- DESCRIPTION OF THE TASK:
Tally the lines of the data that include the word "toute". Only the number is to be returned.

- MATERIAL FOR THE TASK:

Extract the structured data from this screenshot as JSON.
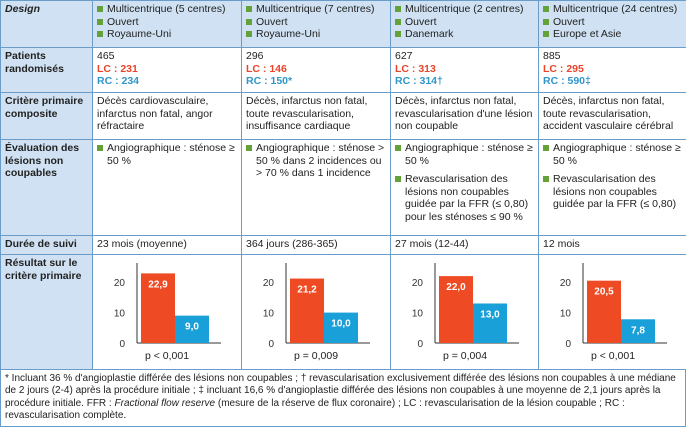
{
  "row_labels": {
    "design": "Design",
    "patients": "Patients randomisés",
    "critere": "Critère primaire composite",
    "evaluation": "Évaluation des lésions non coupables",
    "duree": "Durée de suivi",
    "resultat": "Résultat sur le critère primaire"
  },
  "columns": [
    {
      "design": [
        "Multicentrique (5 centres)",
        "Ouvert",
        "Royaume-Uni"
      ],
      "patients_total": "465",
      "lc": "LC : 231",
      "rc": "RC : 234",
      "critere": "Décès cardiovasculaire, infarctus non fatal, angor réfractaire",
      "evaluation": [
        "Angiographique : sténose ≥ 50 %"
      ],
      "duree": "23 mois (moyenne)",
      "p": "p < 0,001"
    },
    {
      "design": [
        "Multicentrique (7 centres)",
        "Ouvert",
        "Royaume-Uni"
      ],
      "patients_total": "296",
      "lc": "LC : 146",
      "rc": "RC : 150*",
      "critere": "Décès, infarctus non fatal, toute revascularisation, insuffisance cardiaque",
      "evaluation": [
        "Angiographique : sténose > 50 % dans 2 incidences ou > 70 % dans 1 incidence"
      ],
      "duree": "364 jours (286-365)",
      "p": "p = 0,009"
    },
    {
      "design": [
        "Multicentrique (2 centres)",
        "Ouvert",
        "Danemark"
      ],
      "patients_total": "627",
      "lc": "LC : 313",
      "rc": "RC : 314†",
      "critere": "Décès, infarctus non fatal, revascularisation d'une lésion non coupable",
      "evaluation": [
        "Angiographique : sténose ≥ 50 %",
        "Revascularisation des lésions non coupables guidée par la FFR (≤ 0,80) pour les sténoses ≤ 90 %"
      ],
      "duree": "27 mois (12-44)",
      "p": "p = 0,004"
    },
    {
      "design": [
        "Multicentrique (24 centres)",
        "Ouvert",
        "Europe et Asie"
      ],
      "patients_total": "885",
      "lc": "LC : 295",
      "rc": "RC : 590‡",
      "critere": "Décès, infarctus non fatal, toute revascularisation, accident vasculaire cérébral",
      "evaluation": [
        "Angiographique : sténose ≥ 50 %",
        "Revascularisation des lésions non coupables guidée par la FFR (≤ 0,80)"
      ],
      "duree": "12 mois",
      "p": "p < 0,001"
    }
  ],
  "chart_data": [
    {
      "type": "bar",
      "categories": [
        "LC",
        "RC"
      ],
      "values": [
        22.9,
        9.0
      ],
      "labels": [
        "22,9",
        "9,0"
      ],
      "yticks": [
        "0",
        "10",
        "20"
      ],
      "ylim": [
        0,
        25
      ],
      "colors": [
        "#ee4a23",
        "#1aa0d8"
      ]
    },
    {
      "type": "bar",
      "categories": [
        "LC",
        "RC"
      ],
      "values": [
        21.2,
        10.0
      ],
      "labels": [
        "21,2",
        "10,0"
      ],
      "yticks": [
        "0",
        "10",
        "20"
      ],
      "ylim": [
        0,
        25
      ],
      "colors": [
        "#ee4a23",
        "#1aa0d8"
      ]
    },
    {
      "type": "bar",
      "categories": [
        "LC",
        "RC"
      ],
      "values": [
        22.0,
        13.0
      ],
      "labels": [
        "22,0",
        "13,0"
      ],
      "yticks": [
        "0",
        "10",
        "20"
      ],
      "ylim": [
        0,
        25
      ],
      "colors": [
        "#ee4a23",
        "#1aa0d8"
      ]
    },
    {
      "type": "bar",
      "categories": [
        "LC",
        "RC"
      ],
      "values": [
        20.5,
        7.8
      ],
      "labels": [
        "20,5",
        "7,8"
      ],
      "yticks": [
        "0",
        "10",
        "20"
      ],
      "ylim": [
        0,
        25
      ],
      "colors": [
        "#ee4a23",
        "#1aa0d8"
      ]
    }
  ],
  "footnote": {
    "part1": "* Incluant 36 % d'angioplastie différée des lésions non coupables ; † revascularisation exclusivement différée des lésions non coupables à une médiane de 2 jours (2-4) après la procédure initiale ; ‡ incluant 16,6 % d'angioplastie différée des lésions non coupables à une moyenne de 2,1 jours après la procédure initiale. FFR : ",
    "ffr_term": "Fractional flow reserve",
    "part2": " (mesure de la réserve de flux coronaire) ; LC : revascularisation de la lésion coupable ; RC : revascularisation complète."
  }
}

- OUTPUT FOR THIS EXERCISE:
2